SET PROBLEM
Type out the records that follow, exactly as given.

TASK DATA
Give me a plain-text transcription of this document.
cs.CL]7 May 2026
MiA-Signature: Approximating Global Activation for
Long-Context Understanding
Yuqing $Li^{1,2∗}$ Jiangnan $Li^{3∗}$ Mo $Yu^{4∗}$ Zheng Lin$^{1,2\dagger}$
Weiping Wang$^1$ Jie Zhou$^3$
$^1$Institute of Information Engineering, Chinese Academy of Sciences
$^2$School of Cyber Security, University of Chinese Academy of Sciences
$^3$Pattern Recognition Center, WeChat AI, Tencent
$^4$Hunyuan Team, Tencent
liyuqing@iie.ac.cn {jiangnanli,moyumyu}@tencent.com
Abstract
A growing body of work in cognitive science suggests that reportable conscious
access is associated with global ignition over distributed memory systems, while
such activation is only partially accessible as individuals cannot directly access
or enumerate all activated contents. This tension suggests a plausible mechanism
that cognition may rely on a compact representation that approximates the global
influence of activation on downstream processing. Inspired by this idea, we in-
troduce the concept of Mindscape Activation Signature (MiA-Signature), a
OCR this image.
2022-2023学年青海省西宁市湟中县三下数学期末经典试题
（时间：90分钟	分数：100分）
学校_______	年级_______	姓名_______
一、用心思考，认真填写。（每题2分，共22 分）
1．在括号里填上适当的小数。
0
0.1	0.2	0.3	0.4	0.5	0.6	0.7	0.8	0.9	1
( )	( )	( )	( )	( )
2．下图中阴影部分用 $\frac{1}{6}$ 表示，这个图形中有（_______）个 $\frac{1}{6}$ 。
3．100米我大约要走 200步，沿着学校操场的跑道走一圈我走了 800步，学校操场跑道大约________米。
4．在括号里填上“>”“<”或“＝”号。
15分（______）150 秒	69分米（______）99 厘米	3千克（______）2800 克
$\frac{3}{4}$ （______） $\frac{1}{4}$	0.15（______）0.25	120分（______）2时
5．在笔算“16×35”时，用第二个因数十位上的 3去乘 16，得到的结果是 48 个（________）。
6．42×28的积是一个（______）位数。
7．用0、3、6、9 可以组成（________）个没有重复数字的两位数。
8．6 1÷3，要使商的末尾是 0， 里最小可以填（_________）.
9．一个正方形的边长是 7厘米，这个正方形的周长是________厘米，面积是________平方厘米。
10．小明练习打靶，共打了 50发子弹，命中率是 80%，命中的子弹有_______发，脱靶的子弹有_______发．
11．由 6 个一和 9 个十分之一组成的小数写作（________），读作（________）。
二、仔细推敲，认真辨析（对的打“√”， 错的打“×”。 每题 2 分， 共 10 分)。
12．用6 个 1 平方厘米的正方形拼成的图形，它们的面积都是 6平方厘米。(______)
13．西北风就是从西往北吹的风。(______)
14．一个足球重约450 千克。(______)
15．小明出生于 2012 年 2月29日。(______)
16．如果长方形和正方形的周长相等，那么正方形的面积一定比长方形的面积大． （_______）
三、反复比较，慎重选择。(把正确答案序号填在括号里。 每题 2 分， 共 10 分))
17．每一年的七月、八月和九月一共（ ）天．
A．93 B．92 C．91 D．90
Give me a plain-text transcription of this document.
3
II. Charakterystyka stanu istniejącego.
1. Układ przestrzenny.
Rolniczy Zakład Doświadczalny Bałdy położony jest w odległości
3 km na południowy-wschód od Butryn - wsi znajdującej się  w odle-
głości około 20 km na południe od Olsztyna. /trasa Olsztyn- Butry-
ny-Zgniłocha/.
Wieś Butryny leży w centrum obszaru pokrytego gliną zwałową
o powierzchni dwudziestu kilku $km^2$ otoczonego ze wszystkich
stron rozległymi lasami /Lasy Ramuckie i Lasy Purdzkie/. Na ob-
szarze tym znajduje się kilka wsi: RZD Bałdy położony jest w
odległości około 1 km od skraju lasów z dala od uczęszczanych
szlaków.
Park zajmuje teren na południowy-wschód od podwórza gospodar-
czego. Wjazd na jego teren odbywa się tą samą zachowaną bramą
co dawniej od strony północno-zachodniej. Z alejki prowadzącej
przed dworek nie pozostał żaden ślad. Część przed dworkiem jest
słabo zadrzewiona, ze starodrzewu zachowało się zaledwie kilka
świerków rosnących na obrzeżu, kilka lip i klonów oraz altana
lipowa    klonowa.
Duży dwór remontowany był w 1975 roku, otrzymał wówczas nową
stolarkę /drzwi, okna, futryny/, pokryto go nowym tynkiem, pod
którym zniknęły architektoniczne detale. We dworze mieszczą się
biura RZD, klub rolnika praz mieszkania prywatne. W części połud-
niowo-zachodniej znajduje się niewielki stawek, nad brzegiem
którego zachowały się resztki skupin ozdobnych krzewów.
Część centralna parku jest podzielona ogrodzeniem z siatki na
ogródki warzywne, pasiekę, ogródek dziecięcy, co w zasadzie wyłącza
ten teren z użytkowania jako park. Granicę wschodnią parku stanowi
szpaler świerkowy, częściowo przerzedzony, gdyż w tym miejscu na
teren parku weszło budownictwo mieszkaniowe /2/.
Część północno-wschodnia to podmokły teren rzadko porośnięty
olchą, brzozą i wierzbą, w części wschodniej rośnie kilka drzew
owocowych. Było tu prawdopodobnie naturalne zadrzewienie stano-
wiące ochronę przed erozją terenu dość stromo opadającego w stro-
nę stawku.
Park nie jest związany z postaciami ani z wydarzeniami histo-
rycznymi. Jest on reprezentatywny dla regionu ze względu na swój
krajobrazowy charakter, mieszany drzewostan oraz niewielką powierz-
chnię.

SOLUTION TO THIS TASK
Give me a plain-text transcription of this document.
cs.CL]7 May 2026
MiA-Signature: Approximating Global Activation for
Long-Context Understanding
Yuqing $Li^{1,2∗}$ Jiangnan $Li^{3∗}$ Mo $Yu^{4∗}$ Zheng Lin$^{1,2\dagger}$
Weiping Wang$^1$ Jie Zhou$^3$
$^1$Institute of Information Engineering, Chinese Academy of Sciences
$^2$School of Cyber Security, University of Chinese Academy of Sciences
$^3$Pattern Recognition Center, WeChat AI, Tencent
$^4$Hunyuan Team, Tencent
liyuqing@iie.ac.cn {jiangnanli,moyumyu}@tencent.com
Abstract
A growing body of work in cognitive science suggests that reportable conscious
access is associated with global ignition over distributed memory systems, while
such activation is only partially accessible as individuals cannot directly access
or enumerate all activated contents. This tension suggests a plausible mechanism
that cognition may rely on a compact representation that approximates the global
influence of activation on downstream processing. Inspired by this idea, we in-
troduce the concept of Mindscape Activation Signature (MiA-Signature), a
OCR this image.
2022-2023学年青海省西宁市湟中县三下数学期末经典试题
（时间：90分钟	分数：100分）
学校_______	年级_______	姓名_______
一、用心思考，认真填写。（每题2分，共22 分）
1．在括号里填上适当的小数。
0
0.1	0.2	0.3	0.4	0.5	0.6	0.7	0.8	0.9	1
( )	( )	( )	( )	( )
2．下图中阴影部分用 $\frac{1}{6}$ 表示，这个图形中有（_______）个 $\frac{1}{6}$ 。
3．100米我大约要走 200步，沿着学校操场的跑道走一圈我走了 800步，学校操场跑道大约________米。
4．在括号里填上“>”“<”或“＝”号。
15分（______）150 秒	69分米（______）99 厘米	3千克（______）2800 克
$\frac{3}{4}$ （______） $\frac{1}{4}$	0.15（______）0.25	120分（______）2时
5．在笔算“16×35”时，用第二个因数十位上的 3去乘 16，得到的结果是 48 个（________）。
6．42×28的积是一个（______）位数。
7．用0、3、6、9 可以组成（________）个没有重复数字的两位数。
8．6 1÷3，要使商的末尾是 0， 里最小可以填（_________）.
9．一个正方形的边长是 7厘米，这个正方形的周长是________厘米，面积是________平方厘米。
10．小明练习打靶，共打了 50发子弹，命中率是 80%，命中的子弹有_______发，脱靶的子弹有_______发．
11．由 6 个一和 9 个十分之一组成的小数写作（________），读作（________）。
二、仔细推敲，认真辨析（对的打“√”， 错的打“×”。 每题 2 分， 共 10 分)。
12．用6 个 1 平方厘米的正方形拼成的图形，它们的面积都是 6平方厘米。(______)
13．西北风就是从西往北吹的风。(______)
14．一个足球重约450 千克。(______)
15．小明出生于 2012 年 2月29日。(______)
16．如果长方形和正方形的周长相等，那么正方形的面积一定比长方形的面积大． （_______）
三、反复比较，慎重选择。(把正确答案序号填在括号里。 每题 2 分， 共 10 分))
17．每一年的七月、八月和九月一共（ ）天．
A．93 B．92 C．91 D．90
Give me a plain-text transcription of this document.
3
II. Charakterystyka stanu istniejącego.
1. Układ przestrzenny.
Rolniczy Zakład Doświadczalny Bałdy położony jest w odległości
3 km na południowy-wschód od Butryn - wsi znajdującej się  w odle-
głości około 20 km na południe od Olsztyna. /trasa Olsztyn- Butry-
ny-Zgniłocha/.
Wieś Butryny leży w centrum obszaru pokrytego gliną zwałową
o powierzchni dwudziestu kilku $km^2$ otoczonego ze wszystkich
stron rozległymi lasami /Lasy Ramuckie i Lasy Purdzkie/. Na ob-
szarze tym znajduje się kilka wsi: RZD Bałdy położony jest w
odległości około 1 km od skraju lasów z dala od uczęszczanych
szlaków.
Park zajmuje teren na południowy-wschód od podwórza gospodar-
czego. Wjazd na jego teren odbywa się tą samą zachowaną bramą
co dawniej od strony północno-zachodniej. Z alejki prowadzącej
przed dworek nie pozostał żaden ślad. Część przed dworkiem jest
słabo zadrzewiona, ze starodrzewu zachowało się zaledwie kilka
świerków rosnących na obrzeżu, kilka lip i klonów oraz altana
lipowa    klonowa.
Duży dwór remontowany był w 1975 roku, otrzymał wówczas nową
stolarkę /drzwi, okna, futryny/, pokryto go nowym tynkiem, pod
którym zniknęły architektoniczne detale. We dworze mieszczą się
biura RZD, klub rolnika praz mieszkania prywatne. W części połud-
niowo-zachodniej znajduje się niewielki stawek, nad brzegiem
którego zachowały się resztki skupin ozdobnych krzewów.
Część centralna parku jest podzielona ogrodzeniem z siatki na
ogródki warzywne, pasiekę, ogródek dziecięcy, co w zasadzie wyłącza
ten teren z użytkowania jako park. Granicę wschodnią parku stanowi
szpaler świerkowy, częściowo przerzedzony, gdyż w tym miejscu na
teren parku weszło budownictwo mieszkaniowe /2/.
Część północno-wschodnia to podmokły teren rzadko porośnięty
olchą, brzozą i wierzbą, w części wschodniej rośnie kilka drzew
owocowych. Było tu prawdopodobnie naturalne zadrzewienie stano-
wiące ochronę przed erozją terenu dość stromo opadającego w stro-
nę stawku.
Park nie jest związany z postaciami ani z wydarzeniami histo-
rycznymi. Jest on reprezentatywny dla regionu ze względu na swój
krajobrazowy charakter, mieszany drzewostan oraz niewielką powierz-
chnię.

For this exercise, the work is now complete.